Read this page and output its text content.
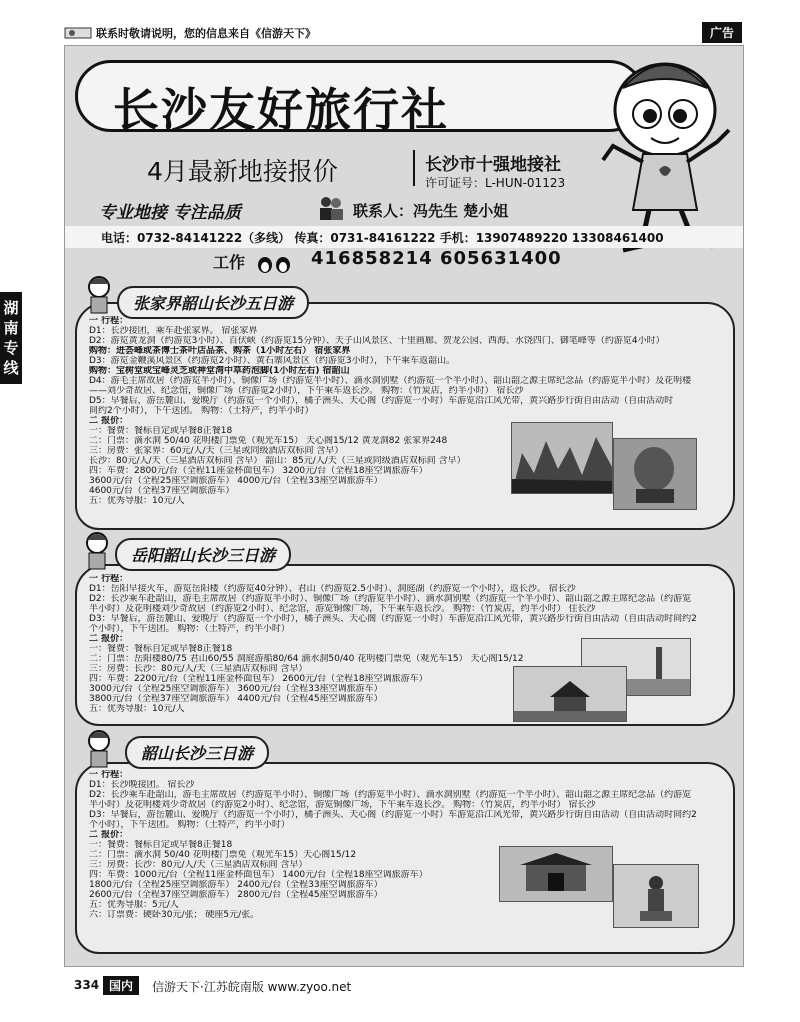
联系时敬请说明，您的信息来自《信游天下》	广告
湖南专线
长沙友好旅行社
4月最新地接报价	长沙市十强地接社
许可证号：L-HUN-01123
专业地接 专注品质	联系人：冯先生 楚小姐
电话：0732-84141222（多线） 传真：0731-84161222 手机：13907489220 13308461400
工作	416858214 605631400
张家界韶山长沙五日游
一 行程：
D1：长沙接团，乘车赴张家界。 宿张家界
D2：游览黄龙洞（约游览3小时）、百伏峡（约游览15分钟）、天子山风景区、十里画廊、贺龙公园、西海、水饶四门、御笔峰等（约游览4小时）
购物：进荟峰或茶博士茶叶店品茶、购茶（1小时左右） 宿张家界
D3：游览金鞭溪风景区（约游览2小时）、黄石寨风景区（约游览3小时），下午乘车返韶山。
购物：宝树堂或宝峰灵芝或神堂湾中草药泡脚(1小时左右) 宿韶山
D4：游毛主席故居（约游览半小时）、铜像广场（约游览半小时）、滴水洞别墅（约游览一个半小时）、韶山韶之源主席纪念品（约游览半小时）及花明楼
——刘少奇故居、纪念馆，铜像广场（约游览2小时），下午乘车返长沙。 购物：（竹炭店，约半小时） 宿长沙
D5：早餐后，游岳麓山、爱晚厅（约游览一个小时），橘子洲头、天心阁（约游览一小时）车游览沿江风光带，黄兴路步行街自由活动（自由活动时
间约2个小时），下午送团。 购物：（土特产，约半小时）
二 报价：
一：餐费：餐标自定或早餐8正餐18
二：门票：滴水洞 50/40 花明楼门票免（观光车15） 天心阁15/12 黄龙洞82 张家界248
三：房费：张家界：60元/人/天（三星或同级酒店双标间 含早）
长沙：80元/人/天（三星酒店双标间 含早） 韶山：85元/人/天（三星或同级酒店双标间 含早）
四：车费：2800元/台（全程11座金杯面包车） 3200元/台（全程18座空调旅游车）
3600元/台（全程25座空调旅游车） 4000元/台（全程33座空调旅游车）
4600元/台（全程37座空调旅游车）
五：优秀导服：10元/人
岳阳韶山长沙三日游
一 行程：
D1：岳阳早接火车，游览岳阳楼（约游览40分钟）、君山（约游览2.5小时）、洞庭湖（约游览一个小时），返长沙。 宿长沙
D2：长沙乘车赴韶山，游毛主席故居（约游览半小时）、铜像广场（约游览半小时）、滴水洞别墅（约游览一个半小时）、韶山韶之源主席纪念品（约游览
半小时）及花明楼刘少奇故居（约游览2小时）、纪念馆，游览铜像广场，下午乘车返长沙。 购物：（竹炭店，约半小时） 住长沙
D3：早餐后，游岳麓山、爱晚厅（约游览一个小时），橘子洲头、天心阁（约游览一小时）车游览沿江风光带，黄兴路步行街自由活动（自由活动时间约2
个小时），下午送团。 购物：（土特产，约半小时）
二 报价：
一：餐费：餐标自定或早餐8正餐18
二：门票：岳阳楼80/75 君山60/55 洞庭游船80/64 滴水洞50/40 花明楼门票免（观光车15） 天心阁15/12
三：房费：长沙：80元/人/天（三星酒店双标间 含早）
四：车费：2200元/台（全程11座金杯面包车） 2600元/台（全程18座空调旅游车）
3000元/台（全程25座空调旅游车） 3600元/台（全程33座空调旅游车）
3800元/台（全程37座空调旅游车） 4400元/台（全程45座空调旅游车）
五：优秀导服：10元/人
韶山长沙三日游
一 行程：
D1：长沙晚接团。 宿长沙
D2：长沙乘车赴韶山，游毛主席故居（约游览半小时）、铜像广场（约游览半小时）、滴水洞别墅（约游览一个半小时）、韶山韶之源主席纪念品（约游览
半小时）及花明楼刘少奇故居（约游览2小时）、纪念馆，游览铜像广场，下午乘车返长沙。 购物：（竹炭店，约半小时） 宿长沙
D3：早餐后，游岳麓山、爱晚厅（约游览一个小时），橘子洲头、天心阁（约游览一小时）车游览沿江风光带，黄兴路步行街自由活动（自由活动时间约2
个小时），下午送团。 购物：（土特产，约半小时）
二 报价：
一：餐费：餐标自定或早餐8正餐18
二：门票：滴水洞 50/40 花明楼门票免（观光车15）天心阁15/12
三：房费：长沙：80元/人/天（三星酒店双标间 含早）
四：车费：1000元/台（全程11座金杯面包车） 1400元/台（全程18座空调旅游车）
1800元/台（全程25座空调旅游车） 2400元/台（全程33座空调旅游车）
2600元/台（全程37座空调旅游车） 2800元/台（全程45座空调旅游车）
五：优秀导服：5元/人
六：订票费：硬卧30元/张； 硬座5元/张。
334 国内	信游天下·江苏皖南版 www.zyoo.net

****************************************

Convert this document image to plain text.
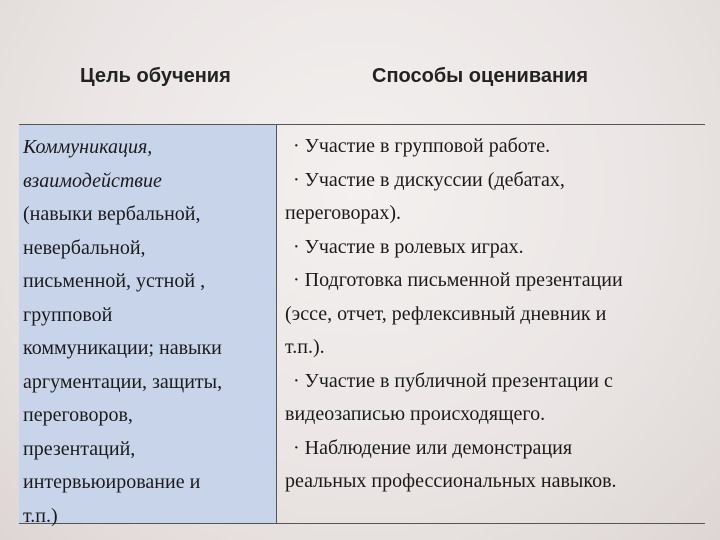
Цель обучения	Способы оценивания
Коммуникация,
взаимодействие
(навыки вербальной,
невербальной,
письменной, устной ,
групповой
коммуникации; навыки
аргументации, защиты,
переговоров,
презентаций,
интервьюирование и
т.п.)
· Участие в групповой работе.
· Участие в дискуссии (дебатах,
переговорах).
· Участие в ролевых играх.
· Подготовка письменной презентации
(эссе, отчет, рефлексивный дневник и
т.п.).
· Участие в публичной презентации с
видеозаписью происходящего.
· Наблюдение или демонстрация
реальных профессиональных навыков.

****************************************

Return every line above in which the string "宿张家界" occurs.

TASK ANSWER ::
D1：长沙接团，乘车赴张家界。 宿张家界
购物：进荟峰或茶博士茶叶店品茶、购茶（1小时左右） 宿张家界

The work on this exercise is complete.